__Task__
Go through the lines below and copy each one that holds the string "blanco".

Data extracted from a collection
==================================================
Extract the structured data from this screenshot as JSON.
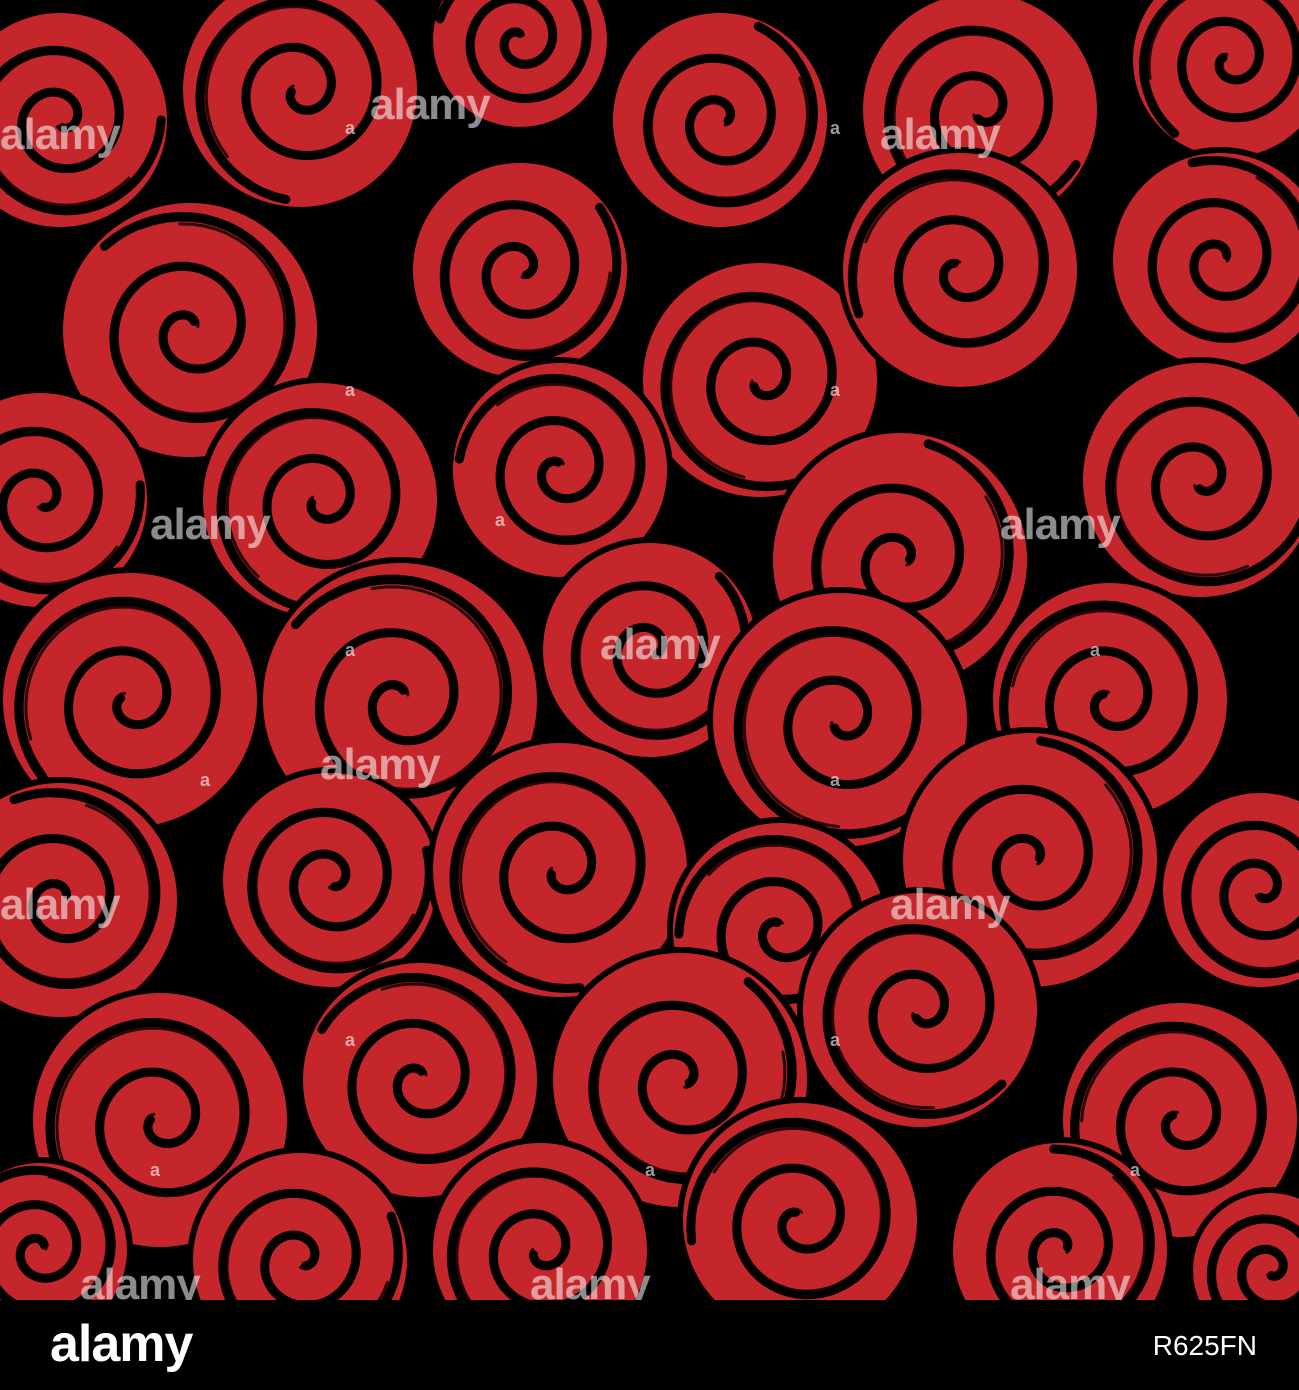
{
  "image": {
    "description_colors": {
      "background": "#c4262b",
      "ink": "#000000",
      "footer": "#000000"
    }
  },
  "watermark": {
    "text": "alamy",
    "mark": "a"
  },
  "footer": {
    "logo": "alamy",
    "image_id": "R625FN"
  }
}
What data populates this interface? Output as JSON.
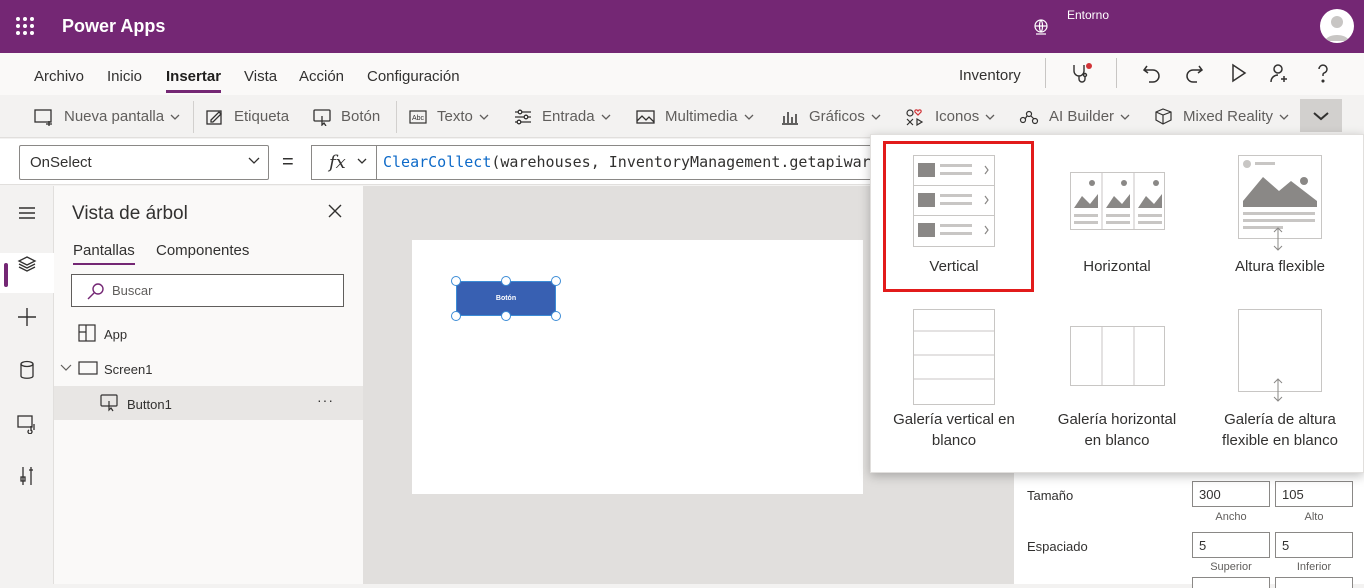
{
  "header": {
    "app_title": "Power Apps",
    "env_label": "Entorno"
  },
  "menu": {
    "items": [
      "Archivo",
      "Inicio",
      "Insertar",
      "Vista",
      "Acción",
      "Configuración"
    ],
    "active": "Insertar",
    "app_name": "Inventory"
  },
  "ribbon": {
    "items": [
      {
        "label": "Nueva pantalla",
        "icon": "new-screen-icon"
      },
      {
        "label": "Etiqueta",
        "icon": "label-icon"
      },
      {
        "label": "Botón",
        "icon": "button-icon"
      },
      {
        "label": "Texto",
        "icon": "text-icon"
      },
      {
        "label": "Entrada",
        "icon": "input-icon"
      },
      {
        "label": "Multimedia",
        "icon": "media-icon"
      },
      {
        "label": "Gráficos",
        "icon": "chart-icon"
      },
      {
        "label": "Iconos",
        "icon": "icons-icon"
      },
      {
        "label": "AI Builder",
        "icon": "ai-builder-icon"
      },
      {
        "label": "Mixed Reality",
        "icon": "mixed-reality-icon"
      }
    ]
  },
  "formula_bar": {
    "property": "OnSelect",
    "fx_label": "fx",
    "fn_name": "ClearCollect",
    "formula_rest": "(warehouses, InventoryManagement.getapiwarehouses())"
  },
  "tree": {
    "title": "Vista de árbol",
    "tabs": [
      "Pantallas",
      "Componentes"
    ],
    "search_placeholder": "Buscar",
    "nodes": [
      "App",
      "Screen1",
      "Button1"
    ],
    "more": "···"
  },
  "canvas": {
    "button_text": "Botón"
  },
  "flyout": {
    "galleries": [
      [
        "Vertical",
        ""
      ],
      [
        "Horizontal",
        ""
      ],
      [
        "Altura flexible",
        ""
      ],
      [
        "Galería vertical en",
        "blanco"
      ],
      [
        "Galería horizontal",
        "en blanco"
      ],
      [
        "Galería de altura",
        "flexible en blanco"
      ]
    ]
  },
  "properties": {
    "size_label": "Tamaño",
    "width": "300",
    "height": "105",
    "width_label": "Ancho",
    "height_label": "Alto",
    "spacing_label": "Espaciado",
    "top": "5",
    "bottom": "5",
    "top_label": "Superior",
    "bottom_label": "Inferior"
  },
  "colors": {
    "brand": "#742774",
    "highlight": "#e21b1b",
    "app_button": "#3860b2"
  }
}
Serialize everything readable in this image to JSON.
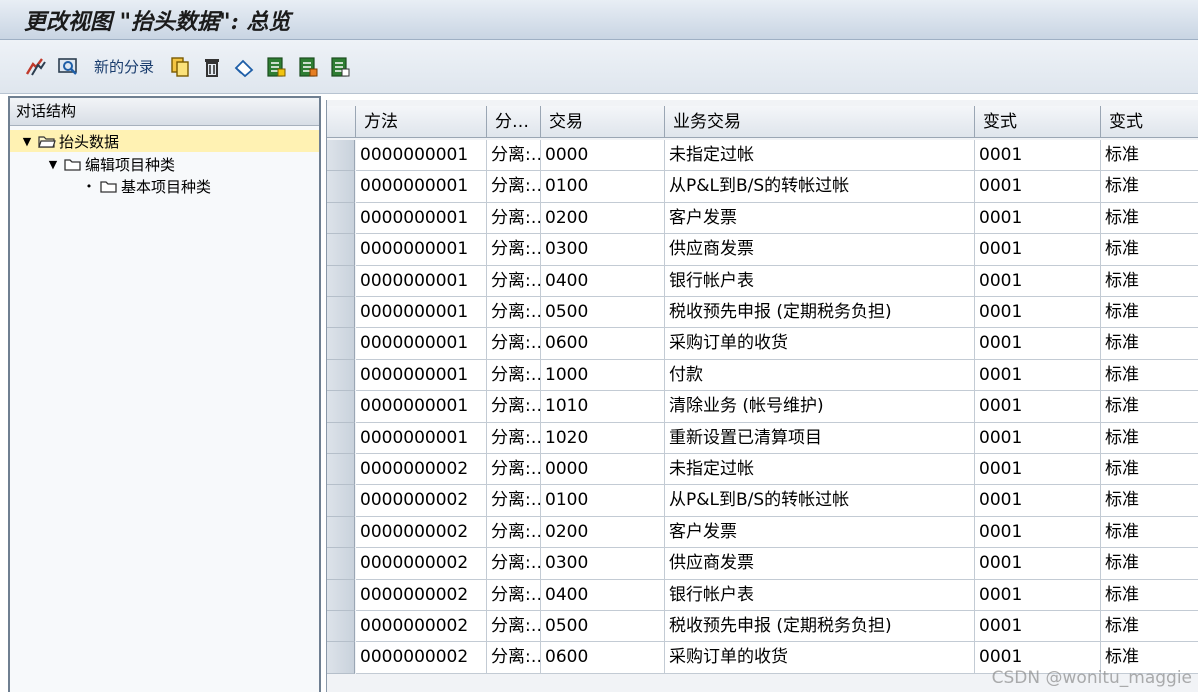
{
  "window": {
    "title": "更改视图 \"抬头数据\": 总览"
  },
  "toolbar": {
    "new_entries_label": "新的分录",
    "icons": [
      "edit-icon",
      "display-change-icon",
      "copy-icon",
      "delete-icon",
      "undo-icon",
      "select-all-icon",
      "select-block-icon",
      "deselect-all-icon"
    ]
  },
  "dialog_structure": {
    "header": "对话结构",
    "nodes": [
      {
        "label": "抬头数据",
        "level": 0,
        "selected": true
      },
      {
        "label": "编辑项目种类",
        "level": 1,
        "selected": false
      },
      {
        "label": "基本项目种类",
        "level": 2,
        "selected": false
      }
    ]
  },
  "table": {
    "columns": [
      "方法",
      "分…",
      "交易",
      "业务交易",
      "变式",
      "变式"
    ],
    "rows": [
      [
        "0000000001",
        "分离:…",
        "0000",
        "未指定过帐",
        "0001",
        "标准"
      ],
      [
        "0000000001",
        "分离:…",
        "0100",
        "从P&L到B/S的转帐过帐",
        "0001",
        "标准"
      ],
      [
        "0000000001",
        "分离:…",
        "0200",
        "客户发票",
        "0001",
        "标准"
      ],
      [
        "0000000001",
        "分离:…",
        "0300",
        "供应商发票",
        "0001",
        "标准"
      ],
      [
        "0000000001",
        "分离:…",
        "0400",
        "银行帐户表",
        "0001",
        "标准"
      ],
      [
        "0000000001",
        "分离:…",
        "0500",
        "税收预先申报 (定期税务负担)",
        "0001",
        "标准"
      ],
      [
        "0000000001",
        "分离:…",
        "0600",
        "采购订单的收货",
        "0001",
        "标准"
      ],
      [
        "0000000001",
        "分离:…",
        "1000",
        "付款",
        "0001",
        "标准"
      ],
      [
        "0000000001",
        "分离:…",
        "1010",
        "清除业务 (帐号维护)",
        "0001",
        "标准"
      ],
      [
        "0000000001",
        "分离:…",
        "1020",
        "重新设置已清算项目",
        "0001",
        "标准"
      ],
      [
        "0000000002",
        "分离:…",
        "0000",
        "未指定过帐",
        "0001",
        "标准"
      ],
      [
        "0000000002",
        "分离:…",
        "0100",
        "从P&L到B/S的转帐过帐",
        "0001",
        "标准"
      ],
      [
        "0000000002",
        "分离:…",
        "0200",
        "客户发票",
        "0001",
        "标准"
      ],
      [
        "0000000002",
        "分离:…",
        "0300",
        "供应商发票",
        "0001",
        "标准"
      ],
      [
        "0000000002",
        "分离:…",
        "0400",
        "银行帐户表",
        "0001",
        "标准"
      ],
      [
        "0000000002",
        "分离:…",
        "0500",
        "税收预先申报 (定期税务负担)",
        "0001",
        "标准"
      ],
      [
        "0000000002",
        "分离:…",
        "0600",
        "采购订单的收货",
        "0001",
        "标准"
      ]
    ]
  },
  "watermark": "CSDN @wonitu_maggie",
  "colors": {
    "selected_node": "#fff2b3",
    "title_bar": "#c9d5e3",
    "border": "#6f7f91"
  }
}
==================================================
__Solved exercise__
        "blanco"
        "en blanco"
        "flexible en blanco"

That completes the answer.